◆ **STATED PROBLEM**: Read the listing below and copy out every line that holds "args".

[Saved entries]
★ ★ ★ ★ ★ ★ ★
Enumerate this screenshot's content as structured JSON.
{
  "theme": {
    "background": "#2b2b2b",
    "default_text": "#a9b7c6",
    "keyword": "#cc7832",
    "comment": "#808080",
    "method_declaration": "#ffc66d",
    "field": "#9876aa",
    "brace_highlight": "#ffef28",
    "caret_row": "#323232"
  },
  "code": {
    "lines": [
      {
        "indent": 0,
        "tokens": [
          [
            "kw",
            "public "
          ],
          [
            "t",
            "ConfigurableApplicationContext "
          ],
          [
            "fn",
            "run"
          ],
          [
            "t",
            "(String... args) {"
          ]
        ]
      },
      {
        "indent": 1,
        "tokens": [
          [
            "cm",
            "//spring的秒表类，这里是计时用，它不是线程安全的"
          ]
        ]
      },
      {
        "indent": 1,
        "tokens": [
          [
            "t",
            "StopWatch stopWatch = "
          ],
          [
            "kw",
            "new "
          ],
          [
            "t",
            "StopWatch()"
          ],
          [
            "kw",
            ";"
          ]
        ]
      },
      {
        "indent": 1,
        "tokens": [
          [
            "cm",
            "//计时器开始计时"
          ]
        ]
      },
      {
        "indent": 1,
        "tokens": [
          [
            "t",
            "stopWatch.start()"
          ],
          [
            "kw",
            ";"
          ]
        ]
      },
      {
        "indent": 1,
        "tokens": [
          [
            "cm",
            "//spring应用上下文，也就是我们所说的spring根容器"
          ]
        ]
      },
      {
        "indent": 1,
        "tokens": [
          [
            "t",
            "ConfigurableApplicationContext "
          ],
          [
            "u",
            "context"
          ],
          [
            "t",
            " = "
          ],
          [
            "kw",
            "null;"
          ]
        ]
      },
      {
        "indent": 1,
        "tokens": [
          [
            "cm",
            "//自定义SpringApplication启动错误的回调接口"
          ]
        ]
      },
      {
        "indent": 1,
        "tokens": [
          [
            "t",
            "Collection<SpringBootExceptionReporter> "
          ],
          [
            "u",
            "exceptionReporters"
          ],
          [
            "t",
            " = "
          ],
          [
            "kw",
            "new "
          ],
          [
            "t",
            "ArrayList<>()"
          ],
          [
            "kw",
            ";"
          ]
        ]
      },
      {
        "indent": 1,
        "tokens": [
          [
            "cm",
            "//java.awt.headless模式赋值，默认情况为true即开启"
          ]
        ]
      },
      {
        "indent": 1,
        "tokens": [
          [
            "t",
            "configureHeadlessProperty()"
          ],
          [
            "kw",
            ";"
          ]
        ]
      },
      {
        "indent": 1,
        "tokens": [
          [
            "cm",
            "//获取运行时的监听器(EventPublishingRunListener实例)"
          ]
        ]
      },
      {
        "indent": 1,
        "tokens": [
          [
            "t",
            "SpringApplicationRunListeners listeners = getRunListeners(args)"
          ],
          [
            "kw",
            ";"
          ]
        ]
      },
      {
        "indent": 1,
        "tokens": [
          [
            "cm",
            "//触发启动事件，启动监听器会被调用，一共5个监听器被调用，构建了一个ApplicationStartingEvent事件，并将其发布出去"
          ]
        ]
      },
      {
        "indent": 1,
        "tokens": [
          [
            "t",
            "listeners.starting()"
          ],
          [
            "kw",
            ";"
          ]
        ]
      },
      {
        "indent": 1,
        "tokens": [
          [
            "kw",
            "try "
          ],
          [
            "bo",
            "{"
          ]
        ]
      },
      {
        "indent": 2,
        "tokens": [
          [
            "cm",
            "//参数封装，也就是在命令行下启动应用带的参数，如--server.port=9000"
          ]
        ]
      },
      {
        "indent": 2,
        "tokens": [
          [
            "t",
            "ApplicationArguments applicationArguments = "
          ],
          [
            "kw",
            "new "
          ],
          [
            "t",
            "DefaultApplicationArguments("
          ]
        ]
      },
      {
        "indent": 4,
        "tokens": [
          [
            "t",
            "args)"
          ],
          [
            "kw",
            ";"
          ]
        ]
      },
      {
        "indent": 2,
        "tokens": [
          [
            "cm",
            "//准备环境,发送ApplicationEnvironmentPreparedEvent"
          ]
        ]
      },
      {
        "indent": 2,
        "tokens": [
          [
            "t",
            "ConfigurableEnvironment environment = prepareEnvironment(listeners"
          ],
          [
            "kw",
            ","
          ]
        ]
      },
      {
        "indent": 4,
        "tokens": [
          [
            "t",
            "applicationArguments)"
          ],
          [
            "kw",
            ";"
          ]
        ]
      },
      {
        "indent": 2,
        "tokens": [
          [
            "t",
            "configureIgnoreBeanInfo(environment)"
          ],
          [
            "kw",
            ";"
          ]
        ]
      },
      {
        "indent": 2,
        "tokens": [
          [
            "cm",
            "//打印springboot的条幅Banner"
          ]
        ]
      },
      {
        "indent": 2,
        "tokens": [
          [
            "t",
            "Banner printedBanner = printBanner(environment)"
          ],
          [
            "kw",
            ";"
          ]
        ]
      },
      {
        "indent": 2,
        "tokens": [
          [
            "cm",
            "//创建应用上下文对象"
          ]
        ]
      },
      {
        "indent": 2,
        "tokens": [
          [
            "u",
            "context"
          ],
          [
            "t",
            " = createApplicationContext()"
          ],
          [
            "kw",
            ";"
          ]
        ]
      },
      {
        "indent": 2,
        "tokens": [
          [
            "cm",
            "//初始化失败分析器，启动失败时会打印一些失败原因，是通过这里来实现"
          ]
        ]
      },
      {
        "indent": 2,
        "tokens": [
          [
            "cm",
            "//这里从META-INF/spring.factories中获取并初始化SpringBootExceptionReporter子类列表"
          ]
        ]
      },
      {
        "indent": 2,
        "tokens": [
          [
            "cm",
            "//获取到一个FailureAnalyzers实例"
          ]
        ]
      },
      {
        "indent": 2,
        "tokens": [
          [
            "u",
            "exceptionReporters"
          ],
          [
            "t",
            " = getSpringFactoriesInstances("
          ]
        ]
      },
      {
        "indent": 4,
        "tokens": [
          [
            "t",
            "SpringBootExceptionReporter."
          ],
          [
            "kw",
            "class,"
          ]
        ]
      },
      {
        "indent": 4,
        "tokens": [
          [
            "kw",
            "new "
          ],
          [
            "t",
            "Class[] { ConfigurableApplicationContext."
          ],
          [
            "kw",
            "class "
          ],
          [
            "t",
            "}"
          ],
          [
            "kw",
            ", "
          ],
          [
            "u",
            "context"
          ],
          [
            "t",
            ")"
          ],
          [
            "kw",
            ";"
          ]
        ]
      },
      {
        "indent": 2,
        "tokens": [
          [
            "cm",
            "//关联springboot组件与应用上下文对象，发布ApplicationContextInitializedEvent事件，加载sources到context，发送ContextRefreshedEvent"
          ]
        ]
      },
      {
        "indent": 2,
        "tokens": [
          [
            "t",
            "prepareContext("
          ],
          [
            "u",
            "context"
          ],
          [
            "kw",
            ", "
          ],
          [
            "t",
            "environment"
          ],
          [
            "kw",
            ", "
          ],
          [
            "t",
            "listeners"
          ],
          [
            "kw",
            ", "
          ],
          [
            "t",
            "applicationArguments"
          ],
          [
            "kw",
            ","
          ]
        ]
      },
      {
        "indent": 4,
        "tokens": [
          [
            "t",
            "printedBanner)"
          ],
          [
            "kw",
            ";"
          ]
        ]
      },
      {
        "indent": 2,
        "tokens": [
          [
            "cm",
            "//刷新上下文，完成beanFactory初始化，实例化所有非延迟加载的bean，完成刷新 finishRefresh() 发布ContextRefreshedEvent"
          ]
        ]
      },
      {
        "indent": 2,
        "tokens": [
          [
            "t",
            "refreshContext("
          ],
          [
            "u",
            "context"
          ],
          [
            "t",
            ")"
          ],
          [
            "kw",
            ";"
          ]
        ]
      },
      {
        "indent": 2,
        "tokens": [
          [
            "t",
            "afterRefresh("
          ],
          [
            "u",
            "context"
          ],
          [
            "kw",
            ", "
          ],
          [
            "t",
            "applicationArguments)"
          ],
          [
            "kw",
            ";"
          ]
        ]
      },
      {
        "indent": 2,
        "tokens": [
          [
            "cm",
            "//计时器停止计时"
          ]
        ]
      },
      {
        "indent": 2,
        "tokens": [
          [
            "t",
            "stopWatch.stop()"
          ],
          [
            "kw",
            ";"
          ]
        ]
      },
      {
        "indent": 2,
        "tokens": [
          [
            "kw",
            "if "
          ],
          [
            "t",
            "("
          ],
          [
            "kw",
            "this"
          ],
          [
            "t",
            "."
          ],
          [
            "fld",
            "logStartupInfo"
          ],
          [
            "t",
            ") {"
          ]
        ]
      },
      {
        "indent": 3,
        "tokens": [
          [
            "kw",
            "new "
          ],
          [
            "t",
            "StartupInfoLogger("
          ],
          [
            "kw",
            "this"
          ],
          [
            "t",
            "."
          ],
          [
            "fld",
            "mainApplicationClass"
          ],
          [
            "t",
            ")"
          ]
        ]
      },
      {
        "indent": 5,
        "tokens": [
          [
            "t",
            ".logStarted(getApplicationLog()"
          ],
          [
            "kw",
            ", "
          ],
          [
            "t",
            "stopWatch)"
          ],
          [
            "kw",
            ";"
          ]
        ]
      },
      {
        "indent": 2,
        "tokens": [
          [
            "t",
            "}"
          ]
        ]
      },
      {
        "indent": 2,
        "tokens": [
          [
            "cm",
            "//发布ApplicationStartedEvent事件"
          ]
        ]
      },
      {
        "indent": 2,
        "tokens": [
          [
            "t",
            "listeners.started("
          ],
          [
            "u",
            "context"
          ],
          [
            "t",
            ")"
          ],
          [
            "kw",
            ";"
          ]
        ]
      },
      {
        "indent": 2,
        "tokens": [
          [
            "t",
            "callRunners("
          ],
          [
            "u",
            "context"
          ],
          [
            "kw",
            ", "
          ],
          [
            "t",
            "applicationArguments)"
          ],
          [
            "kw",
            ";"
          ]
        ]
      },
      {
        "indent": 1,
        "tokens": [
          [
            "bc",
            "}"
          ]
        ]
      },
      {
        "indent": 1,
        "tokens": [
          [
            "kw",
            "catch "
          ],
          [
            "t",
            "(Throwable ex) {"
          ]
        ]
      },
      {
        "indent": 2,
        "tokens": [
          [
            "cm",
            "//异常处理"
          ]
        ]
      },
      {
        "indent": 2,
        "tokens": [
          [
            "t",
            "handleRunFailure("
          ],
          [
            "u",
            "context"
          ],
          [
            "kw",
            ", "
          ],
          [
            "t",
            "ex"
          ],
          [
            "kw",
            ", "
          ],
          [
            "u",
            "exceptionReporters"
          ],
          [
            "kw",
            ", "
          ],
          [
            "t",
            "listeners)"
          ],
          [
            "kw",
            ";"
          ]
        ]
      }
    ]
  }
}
★ ★ ★ ★ ★ ★ ★
◆ **EXERCISE ANSWER**:
            "(String... args) {"
            "SpringApplicationRunListeners listeners = getRunListeners(args)"
            "args)"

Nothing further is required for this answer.